**DATASET EXTRACT:**
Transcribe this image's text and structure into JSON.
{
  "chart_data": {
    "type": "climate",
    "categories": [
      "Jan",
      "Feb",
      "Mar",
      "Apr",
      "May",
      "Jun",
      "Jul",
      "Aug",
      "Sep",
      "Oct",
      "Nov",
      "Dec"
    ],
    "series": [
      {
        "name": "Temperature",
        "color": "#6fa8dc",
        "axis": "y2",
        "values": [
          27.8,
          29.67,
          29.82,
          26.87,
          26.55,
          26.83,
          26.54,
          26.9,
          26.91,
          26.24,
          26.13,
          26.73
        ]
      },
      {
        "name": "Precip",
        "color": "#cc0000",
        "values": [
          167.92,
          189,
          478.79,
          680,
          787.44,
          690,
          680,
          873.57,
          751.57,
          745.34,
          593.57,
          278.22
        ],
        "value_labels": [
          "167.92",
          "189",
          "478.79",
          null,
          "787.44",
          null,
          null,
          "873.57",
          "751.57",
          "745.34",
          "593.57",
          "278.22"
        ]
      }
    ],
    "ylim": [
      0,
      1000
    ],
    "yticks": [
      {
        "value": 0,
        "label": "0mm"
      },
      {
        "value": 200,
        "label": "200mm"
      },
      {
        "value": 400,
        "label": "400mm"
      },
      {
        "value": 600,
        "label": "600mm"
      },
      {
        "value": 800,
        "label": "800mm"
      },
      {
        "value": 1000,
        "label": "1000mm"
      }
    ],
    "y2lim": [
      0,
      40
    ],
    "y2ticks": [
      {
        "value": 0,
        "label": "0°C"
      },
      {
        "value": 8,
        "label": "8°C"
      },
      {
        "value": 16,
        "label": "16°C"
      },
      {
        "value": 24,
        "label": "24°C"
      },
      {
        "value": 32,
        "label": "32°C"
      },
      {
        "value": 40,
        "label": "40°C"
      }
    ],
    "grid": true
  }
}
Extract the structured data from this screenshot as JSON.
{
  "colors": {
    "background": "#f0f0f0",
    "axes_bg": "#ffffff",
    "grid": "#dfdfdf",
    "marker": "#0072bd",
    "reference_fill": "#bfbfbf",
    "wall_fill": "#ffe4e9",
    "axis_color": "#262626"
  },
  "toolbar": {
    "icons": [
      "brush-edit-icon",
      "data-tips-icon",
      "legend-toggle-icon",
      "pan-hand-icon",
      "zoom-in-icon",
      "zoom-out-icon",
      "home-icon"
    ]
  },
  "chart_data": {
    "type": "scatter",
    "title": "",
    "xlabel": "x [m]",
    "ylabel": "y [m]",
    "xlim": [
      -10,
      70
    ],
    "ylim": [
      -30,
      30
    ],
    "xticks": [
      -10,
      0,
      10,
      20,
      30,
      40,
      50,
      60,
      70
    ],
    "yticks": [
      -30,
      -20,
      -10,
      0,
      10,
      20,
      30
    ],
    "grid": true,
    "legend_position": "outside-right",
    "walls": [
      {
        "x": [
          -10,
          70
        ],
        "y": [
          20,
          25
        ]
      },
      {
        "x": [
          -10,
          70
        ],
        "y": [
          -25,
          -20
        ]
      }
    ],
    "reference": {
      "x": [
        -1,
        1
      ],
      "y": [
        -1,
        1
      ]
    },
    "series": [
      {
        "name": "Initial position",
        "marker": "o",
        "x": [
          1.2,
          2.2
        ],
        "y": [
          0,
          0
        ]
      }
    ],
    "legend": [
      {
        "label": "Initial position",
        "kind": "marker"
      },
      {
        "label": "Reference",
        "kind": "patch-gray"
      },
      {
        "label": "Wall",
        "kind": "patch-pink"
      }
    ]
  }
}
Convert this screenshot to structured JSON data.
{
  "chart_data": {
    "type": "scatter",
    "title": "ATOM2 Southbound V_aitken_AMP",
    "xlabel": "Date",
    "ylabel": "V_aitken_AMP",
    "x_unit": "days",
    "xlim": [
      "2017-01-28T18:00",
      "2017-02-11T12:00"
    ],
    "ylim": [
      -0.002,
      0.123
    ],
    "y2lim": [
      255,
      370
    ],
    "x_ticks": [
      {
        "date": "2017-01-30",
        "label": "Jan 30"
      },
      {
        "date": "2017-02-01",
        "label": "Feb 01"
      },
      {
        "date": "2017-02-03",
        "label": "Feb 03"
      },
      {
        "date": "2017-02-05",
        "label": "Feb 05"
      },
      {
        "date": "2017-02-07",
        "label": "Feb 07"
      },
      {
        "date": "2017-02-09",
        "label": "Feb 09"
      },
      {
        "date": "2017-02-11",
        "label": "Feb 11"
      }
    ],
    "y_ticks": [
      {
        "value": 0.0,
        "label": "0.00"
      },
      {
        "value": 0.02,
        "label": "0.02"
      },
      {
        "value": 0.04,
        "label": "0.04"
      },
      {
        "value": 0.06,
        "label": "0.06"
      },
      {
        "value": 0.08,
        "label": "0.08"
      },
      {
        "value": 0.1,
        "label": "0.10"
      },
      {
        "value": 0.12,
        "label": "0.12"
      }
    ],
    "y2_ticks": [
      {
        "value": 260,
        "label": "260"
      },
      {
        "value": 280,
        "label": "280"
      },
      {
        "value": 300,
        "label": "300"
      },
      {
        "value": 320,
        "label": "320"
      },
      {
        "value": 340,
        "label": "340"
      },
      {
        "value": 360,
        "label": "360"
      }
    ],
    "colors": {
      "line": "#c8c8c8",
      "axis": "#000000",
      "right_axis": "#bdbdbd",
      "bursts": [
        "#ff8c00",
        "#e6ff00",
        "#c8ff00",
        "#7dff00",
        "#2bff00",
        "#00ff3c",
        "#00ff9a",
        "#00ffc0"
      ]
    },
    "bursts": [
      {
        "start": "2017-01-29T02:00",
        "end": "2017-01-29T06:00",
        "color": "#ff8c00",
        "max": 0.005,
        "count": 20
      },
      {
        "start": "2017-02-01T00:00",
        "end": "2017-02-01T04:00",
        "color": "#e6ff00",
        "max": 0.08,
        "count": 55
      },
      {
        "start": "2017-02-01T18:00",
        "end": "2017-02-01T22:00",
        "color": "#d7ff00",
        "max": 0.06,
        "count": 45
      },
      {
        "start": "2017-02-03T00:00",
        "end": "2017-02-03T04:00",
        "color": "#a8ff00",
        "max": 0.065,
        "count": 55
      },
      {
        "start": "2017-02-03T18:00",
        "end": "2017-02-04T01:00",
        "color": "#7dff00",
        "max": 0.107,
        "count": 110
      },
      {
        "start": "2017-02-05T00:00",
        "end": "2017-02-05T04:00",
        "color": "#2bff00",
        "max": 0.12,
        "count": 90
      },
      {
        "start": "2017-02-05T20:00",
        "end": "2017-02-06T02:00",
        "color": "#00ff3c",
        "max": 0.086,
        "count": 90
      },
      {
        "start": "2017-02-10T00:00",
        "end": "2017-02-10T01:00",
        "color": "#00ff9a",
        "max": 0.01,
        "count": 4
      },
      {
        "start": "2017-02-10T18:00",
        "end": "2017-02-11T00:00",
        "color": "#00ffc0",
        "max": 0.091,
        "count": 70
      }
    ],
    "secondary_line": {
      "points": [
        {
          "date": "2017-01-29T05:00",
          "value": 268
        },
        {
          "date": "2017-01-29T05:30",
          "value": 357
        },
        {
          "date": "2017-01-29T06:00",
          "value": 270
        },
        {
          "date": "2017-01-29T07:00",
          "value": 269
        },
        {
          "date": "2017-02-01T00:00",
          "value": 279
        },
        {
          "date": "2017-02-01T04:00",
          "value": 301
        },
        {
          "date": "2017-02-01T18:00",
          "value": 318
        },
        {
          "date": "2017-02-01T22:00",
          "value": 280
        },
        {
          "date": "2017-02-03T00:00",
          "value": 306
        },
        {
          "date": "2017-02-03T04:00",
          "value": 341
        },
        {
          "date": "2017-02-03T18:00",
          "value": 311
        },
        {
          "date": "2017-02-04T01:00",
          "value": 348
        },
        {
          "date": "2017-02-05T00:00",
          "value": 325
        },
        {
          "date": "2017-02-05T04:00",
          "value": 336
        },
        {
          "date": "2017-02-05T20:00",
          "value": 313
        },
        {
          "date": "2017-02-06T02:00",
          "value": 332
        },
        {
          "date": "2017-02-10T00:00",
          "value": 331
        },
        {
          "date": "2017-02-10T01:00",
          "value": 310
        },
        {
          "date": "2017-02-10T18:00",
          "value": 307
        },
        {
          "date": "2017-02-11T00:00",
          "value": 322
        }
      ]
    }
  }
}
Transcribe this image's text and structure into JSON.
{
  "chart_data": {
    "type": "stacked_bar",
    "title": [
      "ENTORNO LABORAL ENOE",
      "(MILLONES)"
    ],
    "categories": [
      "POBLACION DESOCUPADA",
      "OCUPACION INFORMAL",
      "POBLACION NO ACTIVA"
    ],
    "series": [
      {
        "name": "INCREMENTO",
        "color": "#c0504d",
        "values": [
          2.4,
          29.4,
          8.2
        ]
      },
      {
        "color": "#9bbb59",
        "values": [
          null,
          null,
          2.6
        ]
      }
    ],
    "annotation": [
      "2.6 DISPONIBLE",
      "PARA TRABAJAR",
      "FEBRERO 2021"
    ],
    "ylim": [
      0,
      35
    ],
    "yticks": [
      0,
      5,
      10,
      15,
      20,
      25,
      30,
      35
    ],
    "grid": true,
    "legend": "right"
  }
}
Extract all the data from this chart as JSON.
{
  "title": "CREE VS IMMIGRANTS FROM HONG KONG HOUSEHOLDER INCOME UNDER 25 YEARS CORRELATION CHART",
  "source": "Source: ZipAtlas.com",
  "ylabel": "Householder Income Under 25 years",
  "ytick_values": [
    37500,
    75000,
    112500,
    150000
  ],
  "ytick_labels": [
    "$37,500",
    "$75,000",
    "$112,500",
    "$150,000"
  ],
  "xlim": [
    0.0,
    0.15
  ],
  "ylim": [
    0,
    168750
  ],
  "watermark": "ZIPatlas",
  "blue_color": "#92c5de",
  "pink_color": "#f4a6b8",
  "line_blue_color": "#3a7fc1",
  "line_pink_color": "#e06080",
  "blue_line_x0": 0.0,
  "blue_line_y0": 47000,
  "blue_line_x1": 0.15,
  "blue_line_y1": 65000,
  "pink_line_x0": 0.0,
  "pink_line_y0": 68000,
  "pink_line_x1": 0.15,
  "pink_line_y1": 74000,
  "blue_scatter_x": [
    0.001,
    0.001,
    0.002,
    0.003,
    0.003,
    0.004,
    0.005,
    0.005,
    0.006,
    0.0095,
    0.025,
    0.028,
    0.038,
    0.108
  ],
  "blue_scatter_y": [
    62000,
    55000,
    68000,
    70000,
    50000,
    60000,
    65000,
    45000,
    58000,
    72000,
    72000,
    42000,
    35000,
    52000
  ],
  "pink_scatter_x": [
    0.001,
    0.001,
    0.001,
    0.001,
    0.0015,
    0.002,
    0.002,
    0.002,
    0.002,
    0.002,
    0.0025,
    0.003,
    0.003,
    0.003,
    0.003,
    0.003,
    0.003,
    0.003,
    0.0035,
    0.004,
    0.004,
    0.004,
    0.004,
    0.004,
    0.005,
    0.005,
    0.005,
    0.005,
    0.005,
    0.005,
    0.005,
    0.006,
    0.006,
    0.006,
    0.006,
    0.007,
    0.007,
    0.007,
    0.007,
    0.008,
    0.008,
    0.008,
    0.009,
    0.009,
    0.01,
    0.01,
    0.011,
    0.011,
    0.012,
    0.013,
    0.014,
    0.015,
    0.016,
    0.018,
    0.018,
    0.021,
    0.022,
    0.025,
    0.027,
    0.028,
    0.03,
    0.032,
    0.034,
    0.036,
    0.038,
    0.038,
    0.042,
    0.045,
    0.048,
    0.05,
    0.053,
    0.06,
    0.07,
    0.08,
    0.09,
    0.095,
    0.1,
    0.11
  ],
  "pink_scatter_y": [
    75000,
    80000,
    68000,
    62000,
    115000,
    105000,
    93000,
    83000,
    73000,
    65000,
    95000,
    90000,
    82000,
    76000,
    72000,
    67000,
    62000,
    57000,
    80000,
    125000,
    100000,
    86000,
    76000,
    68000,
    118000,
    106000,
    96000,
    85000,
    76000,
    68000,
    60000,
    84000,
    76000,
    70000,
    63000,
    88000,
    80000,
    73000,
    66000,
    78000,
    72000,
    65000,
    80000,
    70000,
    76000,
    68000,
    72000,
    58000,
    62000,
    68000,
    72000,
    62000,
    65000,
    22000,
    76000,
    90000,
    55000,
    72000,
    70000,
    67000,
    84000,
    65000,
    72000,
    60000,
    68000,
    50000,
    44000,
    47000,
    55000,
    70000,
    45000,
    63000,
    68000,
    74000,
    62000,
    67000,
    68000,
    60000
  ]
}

**PROBLEM:** Copy out each line that contains the word "type".

**SOLUTION TO THIS PROBLEM:**
    "type": "climate",
    "type": "scatter",
    "type": "scatter",
    "type": "stacked_bar",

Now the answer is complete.